Collected data:
____________
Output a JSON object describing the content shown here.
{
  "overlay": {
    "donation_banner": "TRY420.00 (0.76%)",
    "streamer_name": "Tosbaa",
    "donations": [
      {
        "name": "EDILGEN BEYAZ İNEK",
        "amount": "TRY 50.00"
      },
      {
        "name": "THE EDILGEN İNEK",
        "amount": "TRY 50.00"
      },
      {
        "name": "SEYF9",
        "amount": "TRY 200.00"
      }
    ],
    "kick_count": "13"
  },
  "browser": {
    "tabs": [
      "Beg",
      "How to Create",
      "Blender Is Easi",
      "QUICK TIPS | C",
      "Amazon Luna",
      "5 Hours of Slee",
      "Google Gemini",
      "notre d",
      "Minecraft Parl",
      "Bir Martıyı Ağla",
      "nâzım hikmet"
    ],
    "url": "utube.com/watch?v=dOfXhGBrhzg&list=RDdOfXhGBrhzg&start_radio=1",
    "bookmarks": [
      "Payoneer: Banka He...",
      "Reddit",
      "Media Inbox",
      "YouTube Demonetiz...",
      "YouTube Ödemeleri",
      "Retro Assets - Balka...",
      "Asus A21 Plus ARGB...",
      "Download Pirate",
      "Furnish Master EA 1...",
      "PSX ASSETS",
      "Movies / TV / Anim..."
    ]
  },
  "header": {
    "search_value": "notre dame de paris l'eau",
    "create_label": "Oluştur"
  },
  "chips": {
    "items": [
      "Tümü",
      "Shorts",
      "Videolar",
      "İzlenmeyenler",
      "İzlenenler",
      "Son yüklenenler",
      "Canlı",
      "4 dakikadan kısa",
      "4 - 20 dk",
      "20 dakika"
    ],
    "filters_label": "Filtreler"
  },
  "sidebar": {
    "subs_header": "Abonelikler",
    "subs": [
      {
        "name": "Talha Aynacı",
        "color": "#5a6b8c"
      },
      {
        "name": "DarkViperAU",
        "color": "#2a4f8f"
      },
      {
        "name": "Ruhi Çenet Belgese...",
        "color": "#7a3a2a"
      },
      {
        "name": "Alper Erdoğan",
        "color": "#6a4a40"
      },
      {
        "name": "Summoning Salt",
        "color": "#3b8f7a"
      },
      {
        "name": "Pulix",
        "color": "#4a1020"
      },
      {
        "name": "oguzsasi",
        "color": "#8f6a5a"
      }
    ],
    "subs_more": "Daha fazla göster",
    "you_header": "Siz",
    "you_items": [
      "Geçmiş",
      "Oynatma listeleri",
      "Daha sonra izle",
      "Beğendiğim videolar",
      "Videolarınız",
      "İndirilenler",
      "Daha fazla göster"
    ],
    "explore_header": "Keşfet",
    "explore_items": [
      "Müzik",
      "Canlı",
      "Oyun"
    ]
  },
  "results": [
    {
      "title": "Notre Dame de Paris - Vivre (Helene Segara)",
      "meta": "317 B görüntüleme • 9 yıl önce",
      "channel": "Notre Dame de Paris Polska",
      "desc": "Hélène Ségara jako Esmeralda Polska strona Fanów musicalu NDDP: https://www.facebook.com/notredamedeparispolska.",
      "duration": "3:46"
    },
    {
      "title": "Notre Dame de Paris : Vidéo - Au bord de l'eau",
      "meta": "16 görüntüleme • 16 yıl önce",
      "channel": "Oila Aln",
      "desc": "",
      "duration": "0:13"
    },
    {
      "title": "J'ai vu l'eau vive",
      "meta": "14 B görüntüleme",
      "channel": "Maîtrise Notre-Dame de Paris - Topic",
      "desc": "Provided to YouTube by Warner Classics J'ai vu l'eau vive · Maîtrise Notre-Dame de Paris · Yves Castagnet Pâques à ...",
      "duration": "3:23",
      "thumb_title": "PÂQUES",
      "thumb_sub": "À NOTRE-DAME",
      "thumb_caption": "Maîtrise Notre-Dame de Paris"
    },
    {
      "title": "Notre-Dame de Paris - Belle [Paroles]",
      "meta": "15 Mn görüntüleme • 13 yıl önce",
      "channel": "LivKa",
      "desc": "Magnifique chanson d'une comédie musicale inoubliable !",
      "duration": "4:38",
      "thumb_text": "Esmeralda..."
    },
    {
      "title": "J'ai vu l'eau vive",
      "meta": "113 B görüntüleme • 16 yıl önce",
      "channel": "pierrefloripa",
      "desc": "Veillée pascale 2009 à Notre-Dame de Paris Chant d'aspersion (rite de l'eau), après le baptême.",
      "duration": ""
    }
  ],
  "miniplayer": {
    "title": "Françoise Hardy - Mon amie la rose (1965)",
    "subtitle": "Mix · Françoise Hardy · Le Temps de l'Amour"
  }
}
____________
Task objective: Your answer should be a single number: how many lines in the data above include "EDILGEN"?

Complete response: 2